▶ _GIVEN PROBLEM_:
From the entries that follow, pick out all lines holding "screenshot".

▶ _EXCERPTED DATA_:
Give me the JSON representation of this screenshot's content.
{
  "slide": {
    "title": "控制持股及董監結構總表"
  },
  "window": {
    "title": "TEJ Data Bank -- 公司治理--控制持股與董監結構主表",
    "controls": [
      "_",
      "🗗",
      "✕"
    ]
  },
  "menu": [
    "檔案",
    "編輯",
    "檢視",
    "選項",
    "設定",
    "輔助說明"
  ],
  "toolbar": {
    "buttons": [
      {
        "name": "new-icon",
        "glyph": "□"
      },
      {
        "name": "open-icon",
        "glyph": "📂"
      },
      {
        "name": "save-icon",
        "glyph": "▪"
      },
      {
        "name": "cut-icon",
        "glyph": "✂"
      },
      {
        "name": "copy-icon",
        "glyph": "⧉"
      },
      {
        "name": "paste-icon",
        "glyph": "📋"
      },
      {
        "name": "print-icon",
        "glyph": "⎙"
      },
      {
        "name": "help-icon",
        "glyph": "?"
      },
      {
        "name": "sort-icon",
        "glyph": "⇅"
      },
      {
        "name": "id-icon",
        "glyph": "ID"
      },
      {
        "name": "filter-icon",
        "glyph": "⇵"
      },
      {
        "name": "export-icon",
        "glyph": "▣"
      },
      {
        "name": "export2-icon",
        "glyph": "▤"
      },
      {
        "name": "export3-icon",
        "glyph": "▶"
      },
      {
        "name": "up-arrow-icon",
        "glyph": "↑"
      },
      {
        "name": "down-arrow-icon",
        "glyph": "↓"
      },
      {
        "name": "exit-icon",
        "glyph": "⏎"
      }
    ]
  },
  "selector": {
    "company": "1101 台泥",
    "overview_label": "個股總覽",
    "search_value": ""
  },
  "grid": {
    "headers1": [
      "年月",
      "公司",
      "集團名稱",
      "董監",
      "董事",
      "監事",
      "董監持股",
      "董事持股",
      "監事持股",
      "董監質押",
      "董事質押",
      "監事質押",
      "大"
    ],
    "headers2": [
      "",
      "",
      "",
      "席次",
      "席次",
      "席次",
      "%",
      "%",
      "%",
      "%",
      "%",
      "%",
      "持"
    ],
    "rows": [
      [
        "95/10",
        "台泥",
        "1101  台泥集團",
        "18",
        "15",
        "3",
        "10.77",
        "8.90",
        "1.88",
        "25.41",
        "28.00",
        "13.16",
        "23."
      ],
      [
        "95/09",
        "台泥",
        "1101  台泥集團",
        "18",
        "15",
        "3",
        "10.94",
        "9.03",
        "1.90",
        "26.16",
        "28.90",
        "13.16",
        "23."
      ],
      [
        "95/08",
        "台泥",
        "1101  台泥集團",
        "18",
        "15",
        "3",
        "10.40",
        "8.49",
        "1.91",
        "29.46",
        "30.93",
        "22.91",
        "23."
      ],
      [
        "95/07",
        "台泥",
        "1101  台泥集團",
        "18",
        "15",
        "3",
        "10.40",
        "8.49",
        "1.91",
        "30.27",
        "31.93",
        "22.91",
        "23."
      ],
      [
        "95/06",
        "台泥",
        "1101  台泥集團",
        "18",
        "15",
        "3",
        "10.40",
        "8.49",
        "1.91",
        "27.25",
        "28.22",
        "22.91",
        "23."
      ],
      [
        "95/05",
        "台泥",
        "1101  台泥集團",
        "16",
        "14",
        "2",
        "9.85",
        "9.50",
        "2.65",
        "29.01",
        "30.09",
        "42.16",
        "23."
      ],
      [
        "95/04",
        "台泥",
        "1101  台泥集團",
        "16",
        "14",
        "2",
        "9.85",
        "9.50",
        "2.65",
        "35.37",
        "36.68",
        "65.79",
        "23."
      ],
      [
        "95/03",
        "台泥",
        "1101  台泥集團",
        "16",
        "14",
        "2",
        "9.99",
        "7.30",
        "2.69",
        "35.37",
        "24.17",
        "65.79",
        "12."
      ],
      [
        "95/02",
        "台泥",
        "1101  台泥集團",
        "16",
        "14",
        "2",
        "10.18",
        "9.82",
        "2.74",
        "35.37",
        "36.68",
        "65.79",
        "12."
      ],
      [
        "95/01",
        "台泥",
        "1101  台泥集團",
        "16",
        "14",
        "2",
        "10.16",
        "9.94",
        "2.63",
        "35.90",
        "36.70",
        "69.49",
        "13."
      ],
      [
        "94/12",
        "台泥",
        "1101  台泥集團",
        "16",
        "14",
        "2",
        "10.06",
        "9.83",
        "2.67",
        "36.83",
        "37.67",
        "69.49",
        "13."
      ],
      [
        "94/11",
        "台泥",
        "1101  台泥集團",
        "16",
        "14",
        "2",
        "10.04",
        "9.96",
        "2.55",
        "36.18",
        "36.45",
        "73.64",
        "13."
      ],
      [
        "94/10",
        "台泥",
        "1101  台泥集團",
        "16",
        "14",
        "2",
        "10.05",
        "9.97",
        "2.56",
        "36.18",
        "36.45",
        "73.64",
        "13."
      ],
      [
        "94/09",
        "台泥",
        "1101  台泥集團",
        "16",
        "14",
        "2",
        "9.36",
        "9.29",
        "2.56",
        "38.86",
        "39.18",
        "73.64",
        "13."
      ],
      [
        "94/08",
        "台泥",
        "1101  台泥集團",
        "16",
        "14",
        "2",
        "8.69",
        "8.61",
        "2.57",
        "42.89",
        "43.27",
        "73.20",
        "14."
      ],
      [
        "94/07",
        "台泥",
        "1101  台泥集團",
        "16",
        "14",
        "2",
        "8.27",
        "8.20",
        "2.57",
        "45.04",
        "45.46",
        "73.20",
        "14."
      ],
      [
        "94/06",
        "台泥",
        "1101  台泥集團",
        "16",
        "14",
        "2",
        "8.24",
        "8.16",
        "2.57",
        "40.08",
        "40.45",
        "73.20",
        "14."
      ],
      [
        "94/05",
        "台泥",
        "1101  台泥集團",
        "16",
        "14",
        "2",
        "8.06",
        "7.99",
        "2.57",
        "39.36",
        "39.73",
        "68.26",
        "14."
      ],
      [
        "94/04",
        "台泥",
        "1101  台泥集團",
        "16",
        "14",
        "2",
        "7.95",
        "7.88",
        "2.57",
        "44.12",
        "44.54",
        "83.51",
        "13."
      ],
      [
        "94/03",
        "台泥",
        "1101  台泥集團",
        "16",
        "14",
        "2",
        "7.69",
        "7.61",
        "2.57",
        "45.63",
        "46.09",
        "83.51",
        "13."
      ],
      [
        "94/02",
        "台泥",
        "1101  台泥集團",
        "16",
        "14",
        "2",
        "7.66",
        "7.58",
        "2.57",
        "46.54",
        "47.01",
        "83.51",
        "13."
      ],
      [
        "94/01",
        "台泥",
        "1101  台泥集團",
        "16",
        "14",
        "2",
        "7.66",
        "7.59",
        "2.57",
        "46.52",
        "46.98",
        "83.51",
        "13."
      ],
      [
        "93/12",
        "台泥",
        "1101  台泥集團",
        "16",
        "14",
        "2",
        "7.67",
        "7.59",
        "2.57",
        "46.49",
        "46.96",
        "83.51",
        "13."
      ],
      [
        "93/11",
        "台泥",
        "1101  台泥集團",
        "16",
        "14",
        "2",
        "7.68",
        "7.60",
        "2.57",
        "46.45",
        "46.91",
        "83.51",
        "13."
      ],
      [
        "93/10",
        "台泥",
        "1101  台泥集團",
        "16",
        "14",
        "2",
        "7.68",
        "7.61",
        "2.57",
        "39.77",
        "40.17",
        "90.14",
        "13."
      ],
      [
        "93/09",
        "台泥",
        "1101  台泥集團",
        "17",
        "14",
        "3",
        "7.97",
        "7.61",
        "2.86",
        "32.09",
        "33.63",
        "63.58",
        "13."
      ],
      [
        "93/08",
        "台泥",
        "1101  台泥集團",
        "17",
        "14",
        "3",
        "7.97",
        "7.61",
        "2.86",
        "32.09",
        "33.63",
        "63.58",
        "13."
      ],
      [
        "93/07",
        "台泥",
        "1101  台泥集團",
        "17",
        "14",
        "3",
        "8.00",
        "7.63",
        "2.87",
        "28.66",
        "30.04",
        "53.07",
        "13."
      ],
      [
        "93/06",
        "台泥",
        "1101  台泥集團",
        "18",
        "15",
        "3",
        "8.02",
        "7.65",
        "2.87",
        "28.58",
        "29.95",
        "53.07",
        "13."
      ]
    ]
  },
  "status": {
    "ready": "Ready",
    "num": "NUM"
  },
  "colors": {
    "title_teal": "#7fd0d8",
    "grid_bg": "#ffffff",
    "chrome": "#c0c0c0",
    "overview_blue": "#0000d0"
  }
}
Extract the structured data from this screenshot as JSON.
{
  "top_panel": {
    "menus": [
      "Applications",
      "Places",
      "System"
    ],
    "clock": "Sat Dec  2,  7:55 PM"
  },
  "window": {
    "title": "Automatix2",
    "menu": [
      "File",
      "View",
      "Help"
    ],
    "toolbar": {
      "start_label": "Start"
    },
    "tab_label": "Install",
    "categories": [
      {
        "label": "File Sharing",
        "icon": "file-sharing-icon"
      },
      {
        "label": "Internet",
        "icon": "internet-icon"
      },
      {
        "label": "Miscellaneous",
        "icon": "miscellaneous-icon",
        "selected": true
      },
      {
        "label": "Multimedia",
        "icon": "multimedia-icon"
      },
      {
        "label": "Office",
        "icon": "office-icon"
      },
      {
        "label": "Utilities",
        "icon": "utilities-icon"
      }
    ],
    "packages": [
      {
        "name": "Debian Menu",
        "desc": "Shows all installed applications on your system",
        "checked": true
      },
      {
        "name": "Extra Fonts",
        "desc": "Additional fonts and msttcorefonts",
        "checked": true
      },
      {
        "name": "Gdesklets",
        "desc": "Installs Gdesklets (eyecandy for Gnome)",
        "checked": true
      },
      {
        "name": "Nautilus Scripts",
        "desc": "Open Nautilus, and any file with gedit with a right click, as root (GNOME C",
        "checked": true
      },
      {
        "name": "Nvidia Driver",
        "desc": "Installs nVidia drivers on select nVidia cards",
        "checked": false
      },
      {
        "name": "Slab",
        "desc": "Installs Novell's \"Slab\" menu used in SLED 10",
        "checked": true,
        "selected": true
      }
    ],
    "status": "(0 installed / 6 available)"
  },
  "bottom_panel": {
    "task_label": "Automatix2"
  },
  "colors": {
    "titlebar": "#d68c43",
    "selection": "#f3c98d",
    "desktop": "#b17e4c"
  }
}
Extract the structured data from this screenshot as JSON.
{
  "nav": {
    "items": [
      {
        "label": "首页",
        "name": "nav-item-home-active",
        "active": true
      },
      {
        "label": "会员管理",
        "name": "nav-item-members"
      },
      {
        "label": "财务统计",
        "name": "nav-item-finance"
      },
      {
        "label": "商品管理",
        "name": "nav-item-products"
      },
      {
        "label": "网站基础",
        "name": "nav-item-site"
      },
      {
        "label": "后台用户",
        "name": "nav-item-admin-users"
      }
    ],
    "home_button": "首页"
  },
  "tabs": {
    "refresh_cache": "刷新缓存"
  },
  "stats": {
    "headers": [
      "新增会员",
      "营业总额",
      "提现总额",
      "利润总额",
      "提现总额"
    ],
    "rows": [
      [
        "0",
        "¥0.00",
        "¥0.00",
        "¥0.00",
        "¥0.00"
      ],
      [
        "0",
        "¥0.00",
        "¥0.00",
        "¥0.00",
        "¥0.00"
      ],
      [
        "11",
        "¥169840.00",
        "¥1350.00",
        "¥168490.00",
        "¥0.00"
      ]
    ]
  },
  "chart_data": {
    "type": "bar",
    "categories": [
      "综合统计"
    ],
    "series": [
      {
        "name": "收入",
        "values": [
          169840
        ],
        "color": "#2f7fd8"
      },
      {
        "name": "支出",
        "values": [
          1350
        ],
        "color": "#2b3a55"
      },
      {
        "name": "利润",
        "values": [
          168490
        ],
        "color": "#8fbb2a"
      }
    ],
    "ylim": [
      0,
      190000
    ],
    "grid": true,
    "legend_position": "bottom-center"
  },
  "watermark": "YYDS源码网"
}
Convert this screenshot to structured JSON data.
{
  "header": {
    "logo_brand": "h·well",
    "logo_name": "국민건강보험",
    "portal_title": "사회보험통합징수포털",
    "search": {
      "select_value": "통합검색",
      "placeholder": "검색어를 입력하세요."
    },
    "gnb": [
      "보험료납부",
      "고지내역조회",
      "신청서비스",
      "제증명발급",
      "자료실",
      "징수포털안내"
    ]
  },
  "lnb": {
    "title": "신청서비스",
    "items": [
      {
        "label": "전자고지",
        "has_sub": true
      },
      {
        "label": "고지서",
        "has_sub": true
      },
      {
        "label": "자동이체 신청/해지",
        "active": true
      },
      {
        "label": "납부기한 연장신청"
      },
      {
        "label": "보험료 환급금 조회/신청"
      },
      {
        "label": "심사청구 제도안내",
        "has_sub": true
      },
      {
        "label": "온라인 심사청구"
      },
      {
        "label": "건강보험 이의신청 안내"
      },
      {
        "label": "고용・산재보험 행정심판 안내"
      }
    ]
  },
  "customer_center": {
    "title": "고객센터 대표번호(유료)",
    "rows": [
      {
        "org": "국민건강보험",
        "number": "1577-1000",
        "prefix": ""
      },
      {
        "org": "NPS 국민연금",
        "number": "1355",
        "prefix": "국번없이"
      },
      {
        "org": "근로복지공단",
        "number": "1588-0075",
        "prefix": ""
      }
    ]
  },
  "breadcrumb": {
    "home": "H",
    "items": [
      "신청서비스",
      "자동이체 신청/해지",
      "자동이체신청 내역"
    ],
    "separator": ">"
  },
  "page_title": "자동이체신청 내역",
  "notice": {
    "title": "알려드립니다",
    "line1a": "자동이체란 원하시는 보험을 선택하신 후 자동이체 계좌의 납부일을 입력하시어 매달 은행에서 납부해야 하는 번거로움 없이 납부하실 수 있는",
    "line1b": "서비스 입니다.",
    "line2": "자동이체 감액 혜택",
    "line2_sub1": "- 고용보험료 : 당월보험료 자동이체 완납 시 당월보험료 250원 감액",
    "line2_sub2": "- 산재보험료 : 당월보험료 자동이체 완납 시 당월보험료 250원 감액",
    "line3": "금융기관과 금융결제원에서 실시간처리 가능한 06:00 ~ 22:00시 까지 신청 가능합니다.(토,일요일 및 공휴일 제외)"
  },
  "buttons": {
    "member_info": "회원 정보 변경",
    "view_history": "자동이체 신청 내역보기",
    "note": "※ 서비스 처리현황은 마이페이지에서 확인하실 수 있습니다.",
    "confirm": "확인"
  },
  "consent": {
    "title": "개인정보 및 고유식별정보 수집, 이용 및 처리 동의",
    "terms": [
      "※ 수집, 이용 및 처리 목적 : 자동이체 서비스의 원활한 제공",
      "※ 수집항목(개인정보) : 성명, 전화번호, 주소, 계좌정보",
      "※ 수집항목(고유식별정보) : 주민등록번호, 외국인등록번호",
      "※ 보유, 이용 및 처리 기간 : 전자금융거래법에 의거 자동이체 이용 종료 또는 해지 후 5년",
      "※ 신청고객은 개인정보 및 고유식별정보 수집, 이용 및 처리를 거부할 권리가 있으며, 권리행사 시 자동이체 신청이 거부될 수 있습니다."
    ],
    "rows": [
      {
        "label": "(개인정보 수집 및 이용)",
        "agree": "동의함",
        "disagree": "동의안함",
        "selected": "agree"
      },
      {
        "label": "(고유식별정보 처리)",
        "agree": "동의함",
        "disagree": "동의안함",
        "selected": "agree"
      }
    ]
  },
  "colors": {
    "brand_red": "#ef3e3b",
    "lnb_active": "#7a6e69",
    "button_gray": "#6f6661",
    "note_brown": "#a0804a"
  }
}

▶ _EXERCISE ANSWER_:
Give me the JSON representation of this screenshot's content.
Extract the structured data from this screenshot as JSON.
Extract the structured data from this screenshot as JSON.
Convert this screenshot to structured JSON data.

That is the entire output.